What is asked. Every record must be transcribed in its entirety, apart from the images, which are to be omitted.

Stored data entries:
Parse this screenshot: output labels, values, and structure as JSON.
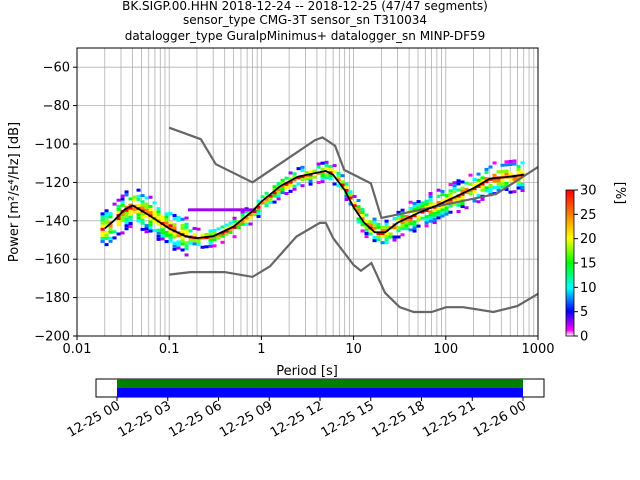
{
  "chart_data": {
    "type": "heatmap",
    "title_lines": [
      "BK.SIGP.00.HHN   2018-12-24 -- 2018-12-25  (47/47 segments)",
      "sensor_type CMG-3T sensor_sn T310034",
      "datalogger_type GuralpMinimus+ datalogger_sn MINP-DF59"
    ],
    "xlabel": "Period [s]",
    "ylabel": "Power [m²/s⁴/Hz] [dB]",
    "x_scale": "log",
    "xlim": [
      0.01,
      1000
    ],
    "ylim": [
      -200,
      -50
    ],
    "xticks": [
      0.01,
      0.1,
      1,
      10,
      100,
      1000
    ],
    "xtick_labels": [
      "0.01",
      "0.1",
      "1",
      "10",
      "100",
      "1000"
    ],
    "yticks": [
      -200,
      -180,
      -160,
      -140,
      -120,
      -100,
      -80,
      -60
    ],
    "ytick_labels": [
      "−200",
      "−180",
      "−160",
      "−140",
      "−120",
      "−100",
      "−80",
      "−60"
    ],
    "grid": true,
    "colorbar": {
      "label": "[%]",
      "range": [
        0,
        30
      ],
      "ticks": [
        0,
        5,
        10,
        15,
        20,
        25,
        30
      ],
      "tick_labels": [
        "0",
        "5",
        "10",
        "15",
        "20",
        "25",
        "30"
      ]
    },
    "series": [
      {
        "role": "new high noise model",
        "color": "#666666",
        "points": [
          [
            0.1,
            -91.5
          ],
          [
            0.22,
            -97.5
          ],
          [
            0.32,
            -110.5
          ],
          [
            0.8,
            -120
          ],
          [
            3.8,
            -98
          ],
          [
            4.6,
            -96.5
          ],
          [
            6.3,
            -101
          ],
          [
            7.9,
            -113.5
          ],
          [
            15.4,
            -120.5
          ],
          [
            20,
            -138.5
          ],
          [
            354,
            -126
          ],
          [
            1000,
            -112
          ]
        ]
      },
      {
        "role": "new low noise model",
        "color": "#666666",
        "points": [
          [
            0.1,
            -168
          ],
          [
            0.17,
            -166.7
          ],
          [
            0.4,
            -166.7
          ],
          [
            0.8,
            -169.2
          ],
          [
            1.24,
            -163.7
          ],
          [
            2.4,
            -148.2
          ],
          [
            4.3,
            -141.1
          ],
          [
            5,
            -141.1
          ],
          [
            6,
            -149
          ],
          [
            10,
            -163
          ],
          [
            12,
            -166
          ],
          [
            15.6,
            -162
          ],
          [
            21.9,
            -177.5
          ],
          [
            31.6,
            -185
          ],
          [
            45,
            -187.5
          ],
          [
            70,
            -187.5
          ],
          [
            101,
            -185
          ],
          [
            154,
            -185
          ],
          [
            328,
            -187.5
          ],
          [
            600,
            -184.4
          ],
          [
            1000,
            -178
          ]
        ]
      },
      {
        "role": "mode",
        "color": "#000000",
        "points": [
          [
            0.02,
            -144
          ],
          [
            0.025,
            -140
          ],
          [
            0.033,
            -134
          ],
          [
            0.04,
            -132
          ],
          [
            0.06,
            -137
          ],
          [
            0.1,
            -144
          ],
          [
            0.15,
            -148
          ],
          [
            0.2,
            -149
          ],
          [
            0.3,
            -148
          ],
          [
            0.5,
            -143
          ],
          [
            0.8,
            -135
          ],
          [
            1,
            -130
          ],
          [
            1.6,
            -122
          ],
          [
            2.5,
            -117
          ],
          [
            4,
            -115
          ],
          [
            5,
            -114
          ],
          [
            6,
            -116
          ],
          [
            8,
            -124
          ],
          [
            10,
            -133
          ],
          [
            13,
            -141
          ],
          [
            17,
            -146
          ],
          [
            22,
            -146
          ],
          [
            30,
            -141
          ],
          [
            50,
            -136
          ],
          [
            80,
            -132
          ],
          [
            120,
            -128
          ],
          [
            200,
            -123
          ],
          [
            300,
            -118
          ],
          [
            500,
            -117
          ],
          [
            700,
            -116
          ]
        ]
      }
    ],
    "heatmap_bands": [
      {
        "x": [
          0.018,
          0.16
        ],
        "y_center": -135,
        "spread": 14
      },
      {
        "x": [
          0.16,
          0.8
        ],
        "y_center": -135,
        "spread": 5
      },
      {
        "x": [
          0.16,
          1.5
        ],
        "y_center": -147,
        "spread": 4
      },
      {
        "x": [
          1.5,
          10
        ],
        "y_center": -118,
        "spread": 5
      },
      {
        "x": [
          10,
          35
        ],
        "y_center": -143,
        "spread": 8
      },
      {
        "x": [
          35,
          700
        ],
        "y_center": -127,
        "spread": 7
      }
    ],
    "time_axis": {
      "tick_labels": [
        "12-25 00",
        "12-25 03",
        "12-25 06",
        "12-25 09",
        "12-25 12",
        "12-25 15",
        "12-25 18",
        "12-25 21",
        "12-26 00"
      ],
      "coverage": [
        {
          "label": "data",
          "color": "#008000",
          "start_hour": 0,
          "end_hour": 24
        },
        {
          "label": "used",
          "color": "#0000ff",
          "start_hour": 0,
          "end_hour": 24
        }
      ]
    }
  }
}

Correct response.
Parse this screenshot: output labels, values, and structure as JSON.
{
  "chart_data": {
    "type": "heatmap",
    "title_lines": [
      "BK.SIGP.00.HHN   2018-12-24 -- 2018-12-25  (47/47 segments)",
      "sensor_type CMG-3T sensor_sn T310034",
      "datalogger_type GuralpMinimus+ datalogger_sn MINP-DF59"
    ],
    "xlabel": "Period [s]",
    "ylabel": "Power [m²/s⁴/Hz] [dB]",
    "x_scale": "log",
    "xlim": [
      0.01,
      1000
    ],
    "ylim": [
      -200,
      -50
    ],
    "xticks": [
      0.01,
      0.1,
      1,
      10,
      100,
      1000
    ],
    "xtick_labels": [
      "0.01",
      "0.1",
      "1",
      "10",
      "100",
      "1000"
    ],
    "yticks": [
      -200,
      -180,
      -160,
      -140,
      -120,
      -100,
      -80,
      -60
    ],
    "ytick_labels": [
      "−200",
      "−180",
      "−160",
      "−140",
      "−120",
      "−100",
      "−80",
      "−60"
    ],
    "grid": true,
    "colorbar": {
      "label": "[%]",
      "range": [
        0,
        30
      ],
      "ticks": [
        0,
        5,
        10,
        15,
        20,
        25,
        30
      ],
      "tick_labels": [
        "0",
        "5",
        "10",
        "15",
        "20",
        "25",
        "30"
      ]
    },
    "series": [
      {
        "role": "new high noise model",
        "color": "#666666",
        "points": [
          [
            0.1,
            -91.5
          ],
          [
            0.22,
            -97.5
          ],
          [
            0.32,
            -110.5
          ],
          [
            0.8,
            -120
          ],
          [
            3.8,
            -98
          ],
          [
            4.6,
            -96.5
          ],
          [
            6.3,
            -101
          ],
          [
            7.9,
            -113.5
          ],
          [
            15.4,
            -120.5
          ],
          [
            20,
            -138.5
          ],
          [
            354,
            -126
          ],
          [
            1000,
            -112
          ]
        ]
      },
      {
        "role": "new low noise model",
        "color": "#666666",
        "points": [
          [
            0.1,
            -168
          ],
          [
            0.17,
            -166.7
          ],
          [
            0.4,
            -166.7
          ],
          [
            0.8,
            -169.2
          ],
          [
            1.24,
            -163.7
          ],
          [
            2.4,
            -148.2
          ],
          [
            4.3,
            -141.1
          ],
          [
            5,
            -141.1
          ],
          [
            6,
            -149
          ],
          [
            10,
            -163
          ],
          [
            12,
            -166
          ],
          [
            15.6,
            -162
          ],
          [
            21.9,
            -177.5
          ],
          [
            31.6,
            -185
          ],
          [
            45,
            -187.5
          ],
          [
            70,
            -187.5
          ],
          [
            101,
            -185
          ],
          [
            154,
            -185
          ],
          [
            328,
            -187.5
          ],
          [
            600,
            -184.4
          ],
          [
            1000,
            -178
          ]
        ]
      },
      {
        "role": "mode",
        "color": "#000000",
        "points": [
          [
            0.02,
            -144
          ],
          [
            0.025,
            -140
          ],
          [
            0.033,
            -134
          ],
          [
            0.04,
            -132
          ],
          [
            0.06,
            -137
          ],
          [
            0.1,
            -144
          ],
          [
            0.15,
            -148
          ],
          [
            0.2,
            -149
          ],
          [
            0.3,
            -148
          ],
          [
            0.5,
            -143
          ],
          [
            0.8,
            -135
          ],
          [
            1,
            -130
          ],
          [
            1.6,
            -122
          ],
          [
            2.5,
            -117
          ],
          [
            4,
            -115
          ],
          [
            5,
            -114
          ],
          [
            6,
            -116
          ],
          [
            8,
            -124
          ],
          [
            10,
            -133
          ],
          [
            13,
            -141
          ],
          [
            17,
            -146
          ],
          [
            22,
            -146
          ],
          [
            30,
            -141
          ],
          [
            50,
            -136
          ],
          [
            80,
            -132
          ],
          [
            120,
            -128
          ],
          [
            200,
            -123
          ],
          [
            300,
            -118
          ],
          [
            500,
            -117
          ],
          [
            700,
            -116
          ]
        ]
      }
    ],
    "heatmap_bands": [
      {
        "x": [
          0.018,
          0.16
        ],
        "y_center": -135,
        "spread": 14
      },
      {
        "x": [
          0.16,
          0.8
        ],
        "y_center": -135,
        "spread": 5
      },
      {
        "x": [
          0.16,
          1.5
        ],
        "y_center": -147,
        "spread": 4
      },
      {
        "x": [
          1.5,
          10
        ],
        "y_center": -118,
        "spread": 5
      },
      {
        "x": [
          10,
          35
        ],
        "y_center": -143,
        "spread": 8
      },
      {
        "x": [
          35,
          700
        ],
        "y_center": -127,
        "spread": 7
      }
    ],
    "time_axis": {
      "tick_labels": [
        "12-25 00",
        "12-25 03",
        "12-25 06",
        "12-25 09",
        "12-25 12",
        "12-25 15",
        "12-25 18",
        "12-25 21",
        "12-26 00"
      ],
      "coverage": [
        {
          "label": "data",
          "color": "#008000",
          "start_hour": 0,
          "end_hour": 24
        },
        {
          "label": "used",
          "color": "#0000ff",
          "start_hour": 0,
          "end_hour": 24
        }
      ]
    }
  }
}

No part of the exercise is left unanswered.